» **The request**:
Find each line holding "JSON" and copy it out.

━━━━━━━━━━━━━━━━

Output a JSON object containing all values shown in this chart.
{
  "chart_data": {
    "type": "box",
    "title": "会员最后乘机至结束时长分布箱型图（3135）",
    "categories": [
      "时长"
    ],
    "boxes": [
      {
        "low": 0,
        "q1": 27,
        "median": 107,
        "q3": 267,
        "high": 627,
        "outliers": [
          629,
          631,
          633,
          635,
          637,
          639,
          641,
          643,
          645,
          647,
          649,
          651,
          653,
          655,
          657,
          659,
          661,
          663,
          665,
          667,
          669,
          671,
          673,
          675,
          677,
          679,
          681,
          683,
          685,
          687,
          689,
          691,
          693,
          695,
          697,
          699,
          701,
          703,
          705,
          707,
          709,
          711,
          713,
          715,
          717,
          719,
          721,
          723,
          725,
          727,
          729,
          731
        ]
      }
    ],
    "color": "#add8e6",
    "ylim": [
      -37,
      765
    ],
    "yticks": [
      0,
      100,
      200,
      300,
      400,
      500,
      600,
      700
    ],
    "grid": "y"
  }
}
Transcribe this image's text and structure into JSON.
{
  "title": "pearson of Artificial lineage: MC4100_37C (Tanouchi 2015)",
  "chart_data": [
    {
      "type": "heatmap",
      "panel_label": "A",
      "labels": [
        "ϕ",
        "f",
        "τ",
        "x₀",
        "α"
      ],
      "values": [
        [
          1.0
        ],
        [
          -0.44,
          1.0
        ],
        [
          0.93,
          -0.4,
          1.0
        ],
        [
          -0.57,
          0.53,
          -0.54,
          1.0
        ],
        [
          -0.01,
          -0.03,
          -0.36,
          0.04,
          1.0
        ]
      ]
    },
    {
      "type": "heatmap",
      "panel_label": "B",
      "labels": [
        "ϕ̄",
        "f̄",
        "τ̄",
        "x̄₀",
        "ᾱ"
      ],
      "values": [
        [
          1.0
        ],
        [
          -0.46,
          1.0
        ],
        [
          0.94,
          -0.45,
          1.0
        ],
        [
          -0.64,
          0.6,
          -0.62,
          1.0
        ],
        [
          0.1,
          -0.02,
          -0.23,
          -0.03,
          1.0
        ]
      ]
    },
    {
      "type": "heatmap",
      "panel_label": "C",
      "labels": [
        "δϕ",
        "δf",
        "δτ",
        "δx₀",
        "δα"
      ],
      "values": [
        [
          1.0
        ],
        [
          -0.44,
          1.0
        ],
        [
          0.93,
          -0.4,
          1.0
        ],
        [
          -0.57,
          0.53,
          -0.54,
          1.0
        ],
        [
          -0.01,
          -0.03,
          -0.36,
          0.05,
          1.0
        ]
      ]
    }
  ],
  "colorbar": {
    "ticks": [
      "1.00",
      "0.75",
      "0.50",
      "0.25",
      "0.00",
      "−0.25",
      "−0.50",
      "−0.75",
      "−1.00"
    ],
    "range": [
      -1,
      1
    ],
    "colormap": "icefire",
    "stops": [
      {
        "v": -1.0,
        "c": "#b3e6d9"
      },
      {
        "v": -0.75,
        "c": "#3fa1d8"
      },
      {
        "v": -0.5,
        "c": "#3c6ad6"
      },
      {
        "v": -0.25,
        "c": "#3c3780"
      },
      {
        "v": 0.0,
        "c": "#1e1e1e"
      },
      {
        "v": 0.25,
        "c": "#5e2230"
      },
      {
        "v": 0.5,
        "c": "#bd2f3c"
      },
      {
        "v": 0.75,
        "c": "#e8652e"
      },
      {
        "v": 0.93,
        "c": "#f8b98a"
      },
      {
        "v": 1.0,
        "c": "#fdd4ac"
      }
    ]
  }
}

━━━━━━━━━━━━━━━━

» **Output**:
Output a JSON object containing all values shown in this chart.
Transcribe this image's text and structure into JSON.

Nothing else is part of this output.